— START Data supplied —

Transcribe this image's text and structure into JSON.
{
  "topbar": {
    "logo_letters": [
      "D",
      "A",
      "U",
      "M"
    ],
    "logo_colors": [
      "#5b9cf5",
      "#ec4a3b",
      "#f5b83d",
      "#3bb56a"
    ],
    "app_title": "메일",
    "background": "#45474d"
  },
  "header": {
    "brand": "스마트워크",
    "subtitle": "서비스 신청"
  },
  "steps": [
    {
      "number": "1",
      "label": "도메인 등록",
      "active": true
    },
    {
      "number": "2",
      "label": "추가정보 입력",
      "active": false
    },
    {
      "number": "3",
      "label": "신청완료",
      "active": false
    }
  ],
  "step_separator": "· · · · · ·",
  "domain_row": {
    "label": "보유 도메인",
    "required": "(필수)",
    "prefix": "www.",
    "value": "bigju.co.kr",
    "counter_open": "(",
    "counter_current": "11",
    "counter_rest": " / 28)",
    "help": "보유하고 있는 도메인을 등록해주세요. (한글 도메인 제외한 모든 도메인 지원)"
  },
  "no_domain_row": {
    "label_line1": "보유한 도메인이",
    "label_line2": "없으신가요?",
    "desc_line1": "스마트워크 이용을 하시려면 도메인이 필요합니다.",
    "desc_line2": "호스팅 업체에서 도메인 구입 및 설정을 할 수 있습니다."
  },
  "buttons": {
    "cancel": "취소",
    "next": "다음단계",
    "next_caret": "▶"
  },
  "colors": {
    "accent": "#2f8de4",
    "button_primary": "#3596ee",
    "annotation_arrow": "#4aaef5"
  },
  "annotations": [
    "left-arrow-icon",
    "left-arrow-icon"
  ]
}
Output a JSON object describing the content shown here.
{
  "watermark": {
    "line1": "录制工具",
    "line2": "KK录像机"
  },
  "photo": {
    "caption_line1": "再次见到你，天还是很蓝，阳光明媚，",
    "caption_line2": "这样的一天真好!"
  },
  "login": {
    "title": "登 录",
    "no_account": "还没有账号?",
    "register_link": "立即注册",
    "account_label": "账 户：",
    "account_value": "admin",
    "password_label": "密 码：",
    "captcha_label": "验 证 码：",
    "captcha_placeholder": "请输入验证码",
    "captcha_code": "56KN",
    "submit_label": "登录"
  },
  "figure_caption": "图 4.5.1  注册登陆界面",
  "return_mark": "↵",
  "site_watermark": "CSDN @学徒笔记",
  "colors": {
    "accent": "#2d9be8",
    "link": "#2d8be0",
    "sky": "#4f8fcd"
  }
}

— END Data supplied —

Tell how many lines of the data include the word "도메인이", and nothing else.

2